In the entries below, identify every line with the string "waves" and copy it.

• [Data to process]
+-------+
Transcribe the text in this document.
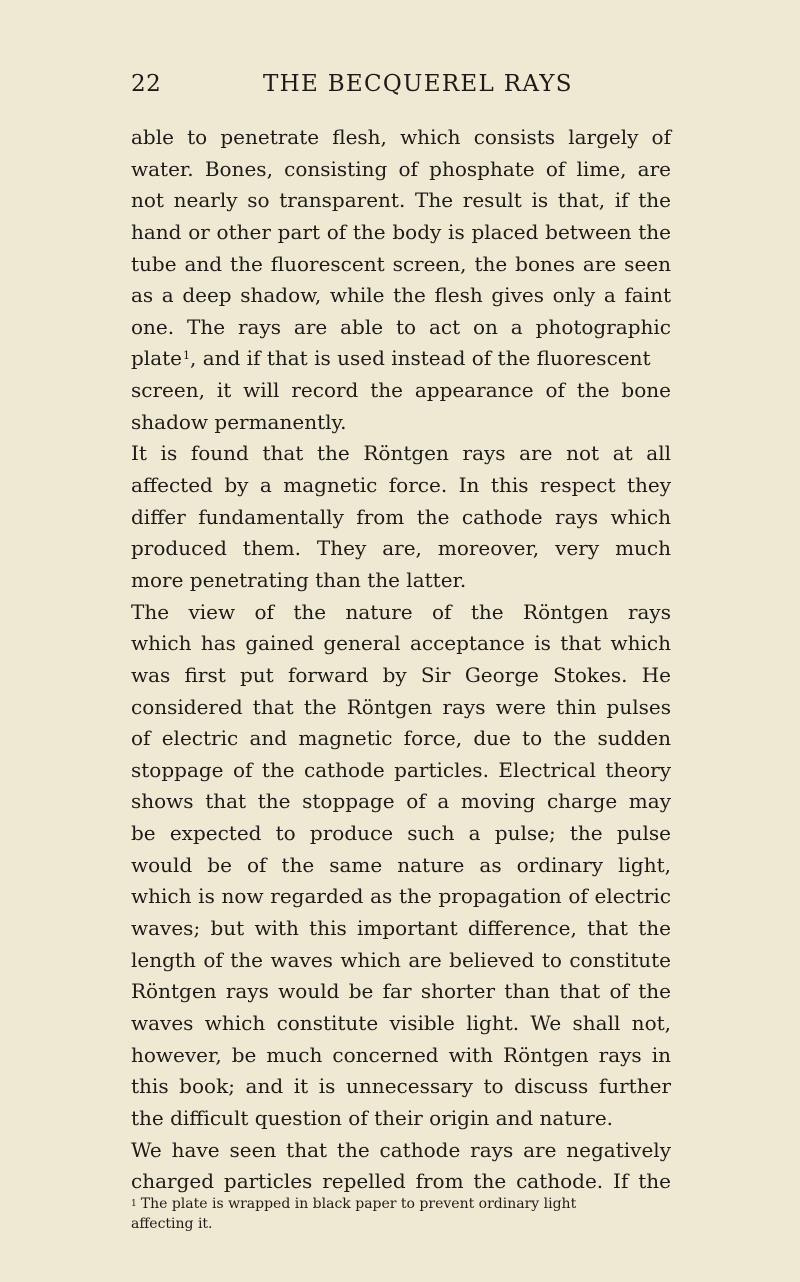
22	THE BECQUEREL RAYS
able to penetrate flesh, which consists largely of
water. Bones, consisting of phosphate of lime, are
not nearly so transparent. The result is that, if the
hand or other part of the body is placed between the
tube and the fluorescent screen, the bones are seen
as a deep shadow, while the flesh gives only a faint
one. The rays are able to act on a photographic
plate$^1$, and if that is used instead of the fluorescent
screen, it will record the appearance of the bone
shadow permanently.
It is found that the Röntgen rays are not at all
affected by a magnetic force. In this respect they
differ fundamentally from the cathode rays which
produced them. They are, moreover, very much
more penetrating than the latter.
The view of the nature of the Röntgen rays
which has gained general acceptance is that which
was first put forward by Sir George Stokes. He
considered that the Röntgen rays were thin pulses
of electric and magnetic force, due to the sudden
stoppage of the cathode particles. Electrical theory
shows that the stoppage of a moving charge may
be expected to produce such a pulse; the pulse
would be of the same nature as ordinary light,
which is now regarded as the propagation of electric
waves; but with this important difference, that the
length of the waves which are believed to constitute
Röntgen rays would be far shorter than that of the
waves which constitute visible light. We shall not,
however, be much concerned with Röntgen rays in
this book; and it is unnecessary to discuss further
the difficult question of their origin and nature.
We have seen that the cathode rays are negatively
charged particles repelled from the cathode. If the
$^1$ The plate is wrapped in black paper to prevent ordinary light
affecting it.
+-------+
• [Exercise answer]
waves; but with this important difference, that the
length of the waves which are believed to constitute
waves which constitute visible light. We shall not,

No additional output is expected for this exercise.